What is required:
Every line of the material is to be quoted verbatim, minus the pictures.

Given data:
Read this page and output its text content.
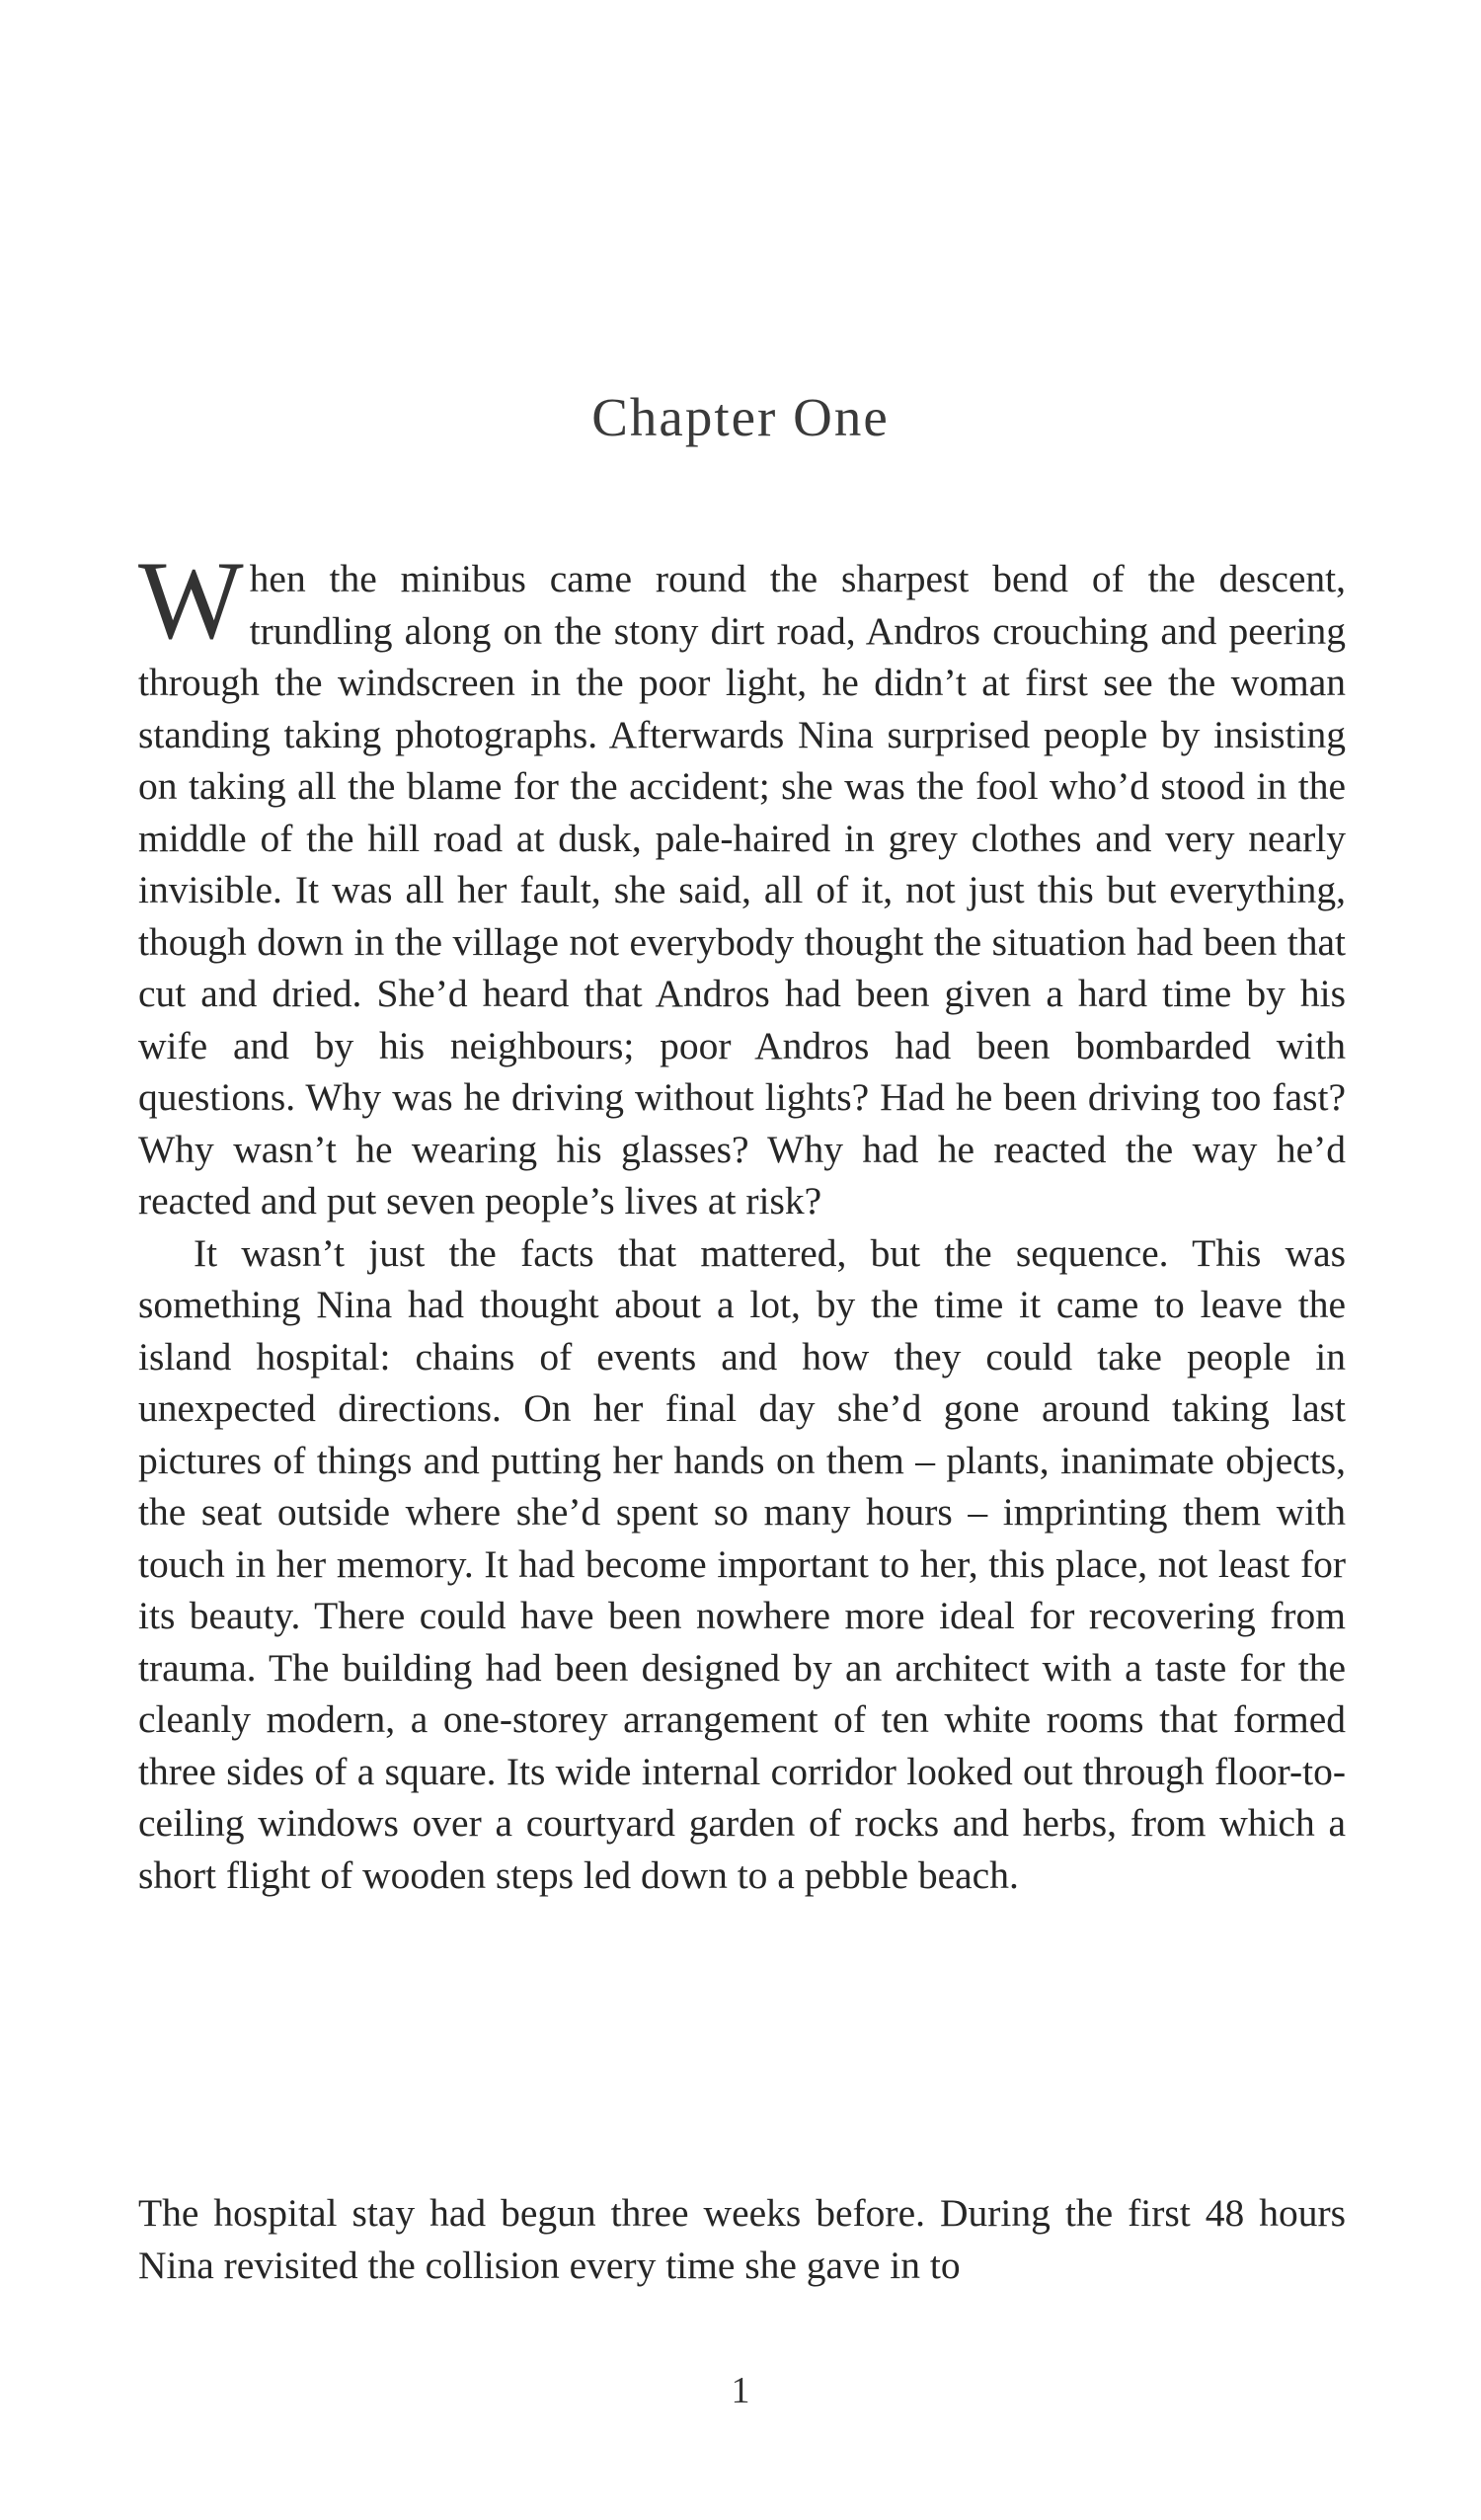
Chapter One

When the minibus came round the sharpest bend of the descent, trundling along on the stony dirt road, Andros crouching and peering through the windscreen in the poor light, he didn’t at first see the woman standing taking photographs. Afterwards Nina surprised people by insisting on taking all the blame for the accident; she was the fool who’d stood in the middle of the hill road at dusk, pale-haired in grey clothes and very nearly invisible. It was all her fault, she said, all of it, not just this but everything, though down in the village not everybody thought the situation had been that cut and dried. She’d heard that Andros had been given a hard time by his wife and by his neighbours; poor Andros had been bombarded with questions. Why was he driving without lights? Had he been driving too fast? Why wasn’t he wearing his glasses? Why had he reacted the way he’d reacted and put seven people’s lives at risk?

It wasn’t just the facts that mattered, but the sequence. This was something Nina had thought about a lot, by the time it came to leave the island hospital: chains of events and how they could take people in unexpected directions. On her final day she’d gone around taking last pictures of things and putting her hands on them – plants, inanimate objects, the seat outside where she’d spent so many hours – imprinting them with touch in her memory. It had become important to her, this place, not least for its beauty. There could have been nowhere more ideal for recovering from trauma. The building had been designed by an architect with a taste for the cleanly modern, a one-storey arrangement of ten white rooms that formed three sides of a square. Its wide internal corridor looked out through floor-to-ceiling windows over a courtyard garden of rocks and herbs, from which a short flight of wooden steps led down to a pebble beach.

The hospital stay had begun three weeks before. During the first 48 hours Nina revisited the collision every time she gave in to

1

Answer:
Read this page and output its text content.
Chapter One

When the minibus came round the sharpest bend of the descent, trundling along on the stony dirt road, Andros crouching and peering through the windscreen in the poor light, he didn’t at first see the woman standing taking photographs. Afterwards Nina surprised people by insisting on taking all the blame for the accident; she was the fool who’d stood in the middle of the hill road at dusk, pale-haired in grey clothes and very nearly invisible. It was all her fault, she said, all of it, not just this but everything, though down in the village not everybody thought the situation had been that cut and dried. She’d heard that Andros had been given a hard time by his wife and by his neighbours; poor Andros had been bombarded with questions. Why was he driving without lights? Had he been driving too fast? Why wasn’t he wearing his glasses? Why had he reacted the way he’d reacted and put seven people’s lives at risk?

It wasn’t just the facts that mattered, but the sequence. This was something Nina had thought about a lot, by the time it came to leave the island hospital: chains of events and how they could take people in unexpected directions. On her final day she’d gone around taking last pictures of things and putting her hands on them – plants, inanimate objects, the seat outside where she’d spent so many hours – imprinting them with touch in her memory. It had become important to her, this place, not least for its beauty. There could have been nowhere more ideal for recovering from trauma. The building had been designed by an architect with a taste for the cleanly modern, a one-storey arrangement of ten white rooms that formed three sides of a square. Its wide internal corridor looked out through floor-to-ceiling windows over a courtyard garden of rocks and herbs, from which a short flight of wooden steps led down to a pebble beach.

The hospital stay had begun three weeks before. During the first 48 hours Nina revisited the collision every time she gave in to

1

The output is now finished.